OBJECTIVE | Reproduce each line of the material exactly, minus any picture.

SUPPLIED RECORDS |

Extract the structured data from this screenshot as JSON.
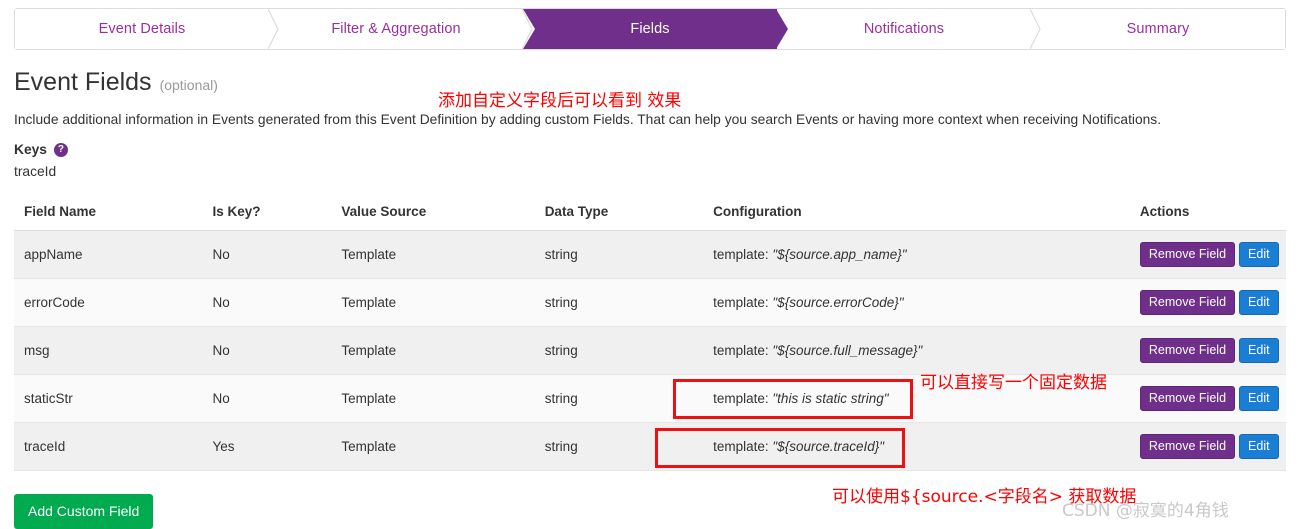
{
  "wizard": {
    "steps": [
      {
        "label": "Event Details",
        "active": false
      },
      {
        "label": "Filter & Aggregation",
        "active": false
      },
      {
        "label": "Fields",
        "active": true
      },
      {
        "label": "Notifications",
        "active": false
      },
      {
        "label": "Summary",
        "active": false
      }
    ]
  },
  "header": {
    "title": "Event Fields",
    "optional": "(optional)",
    "description": "Include additional information in Events generated from this Event Definition by adding custom Fields. That can help you search Events or having more context when receiving Notifications.",
    "keys_label": "Keys",
    "keys_help_icon": "question-mark-icon",
    "keys_value": "traceId"
  },
  "table": {
    "columns": [
      "Field Name",
      "Is Key?",
      "Value Source",
      "Data Type",
      "Configuration",
      "Actions"
    ],
    "rows": [
      {
        "field_name": "appName",
        "is_key": "No",
        "value_source": "Template",
        "data_type": "string",
        "config_prefix": "template: ",
        "config_value": "\"${source.app_name}\"",
        "remove_label": "Remove Field",
        "edit_label": "Edit"
      },
      {
        "field_name": "errorCode",
        "is_key": "No",
        "value_source": "Template",
        "data_type": "string",
        "config_prefix": "template: ",
        "config_value": "\"${source.errorCode}\"",
        "remove_label": "Remove Field",
        "edit_label": "Edit"
      },
      {
        "field_name": "msg",
        "is_key": "No",
        "value_source": "Template",
        "data_type": "string",
        "config_prefix": "template: ",
        "config_value": "\"${source.full_message}\"",
        "remove_label": "Remove Field",
        "edit_label": "Edit"
      },
      {
        "field_name": "staticStr",
        "is_key": "No",
        "value_source": "Template",
        "data_type": "string",
        "config_prefix": "template: ",
        "config_value": "\"this is static string\"",
        "remove_label": "Remove Field",
        "edit_label": "Edit"
      },
      {
        "field_name": "traceId",
        "is_key": "Yes",
        "value_source": "Template",
        "data_type": "string",
        "config_prefix": "template: ",
        "config_value": "\"${source.traceId}\"",
        "remove_label": "Remove Field",
        "edit_label": "Edit"
      }
    ]
  },
  "actions": {
    "add_custom_field": "Add Custom Field"
  },
  "annotations": {
    "top": "添加自定义字段后可以看到 效果",
    "static_row": "可以直接写一个固定数据",
    "bottom": "可以使用${source.<字段名> 获取数据",
    "color": "#ff0000"
  },
  "watermark": "CSDN @寂寞的4角钱",
  "colors": {
    "active_tab": "#702F8A",
    "tab_text": "#9b2fa0",
    "remove_button": "#702F8A",
    "edit_button": "#1a7fd4",
    "add_button": "#00AA4F",
    "annotation_red": "#ee1111"
  }
}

REPLY TO THE TASK |
Extract the structured data from this screenshot as JSON.
{
  "wizard": {
    "steps": [
      {
        "label": "Event Details",
        "active": false
      },
      {
        "label": "Filter & Aggregation",
        "active": false
      },
      {
        "label": "Fields",
        "active": true
      },
      {
        "label": "Notifications",
        "active": false
      },
      {
        "label": "Summary",
        "active": false
      }
    ]
  },
  "header": {
    "title": "Event Fields",
    "optional": "(optional)",
    "description": "Include additional information in Events generated from this Event Definition by adding custom Fields. That can help you search Events or having more context when receiving Notifications.",
    "keys_label": "Keys",
    "keys_help_icon": "question-mark-icon",
    "keys_value": "traceId"
  },
  "table": {
    "columns": [
      "Field Name",
      "Is Key?",
      "Value Source",
      "Data Type",
      "Configuration",
      "Actions"
    ],
    "rows": [
      {
        "field_name": "appName",
        "is_key": "No",
        "value_source": "Template",
        "data_type": "string",
        "config_prefix": "template: ",
        "config_value": "\"${source.app_name}\"",
        "remove_label": "Remove Field",
        "edit_label": "Edit"
      },
      {
        "field_name": "errorCode",
        "is_key": "No",
        "value_source": "Template",
        "data_type": "string",
        "config_prefix": "template: ",
        "config_value": "\"${source.errorCode}\"",
        "remove_label": "Remove Field",
        "edit_label": "Edit"
      },
      {
        "field_name": "msg",
        "is_key": "No",
        "value_source": "Template",
        "data_type": "string",
        "config_prefix": "template: ",
        "config_value": "\"${source.full_message}\"",
        "remove_label": "Remove Field",
        "edit_label": "Edit"
      },
      {
        "field_name": "staticStr",
        "is_key": "No",
        "value_source": "Template",
        "data_type": "string",
        "config_prefix": "template: ",
        "config_value": "\"this is static string\"",
        "remove_label": "Remove Field",
        "edit_label": "Edit"
      },
      {
        "field_name": "traceId",
        "is_key": "Yes",
        "value_source": "Template",
        "data_type": "string",
        "config_prefix": "template: ",
        "config_value": "\"${source.traceId}\"",
        "remove_label": "Remove Field",
        "edit_label": "Edit"
      }
    ]
  },
  "actions": {
    "add_custom_field": "Add Custom Field"
  },
  "annotations": {
    "top": "添加自定义字段后可以看到 效果",
    "static_row": "可以直接写一个固定数据",
    "bottom": "可以使用${source.<字段名> 获取数据",
    "color": "#ff0000"
  },
  "watermark": "CSDN @寂寞的4角钱",
  "colors": {
    "active_tab": "#702F8A",
    "tab_text": "#9b2fa0",
    "remove_button": "#702F8A",
    "edit_button": "#1a7fd4",
    "add_button": "#00AA4F",
    "annotation_red": "#ee1111"
  }
}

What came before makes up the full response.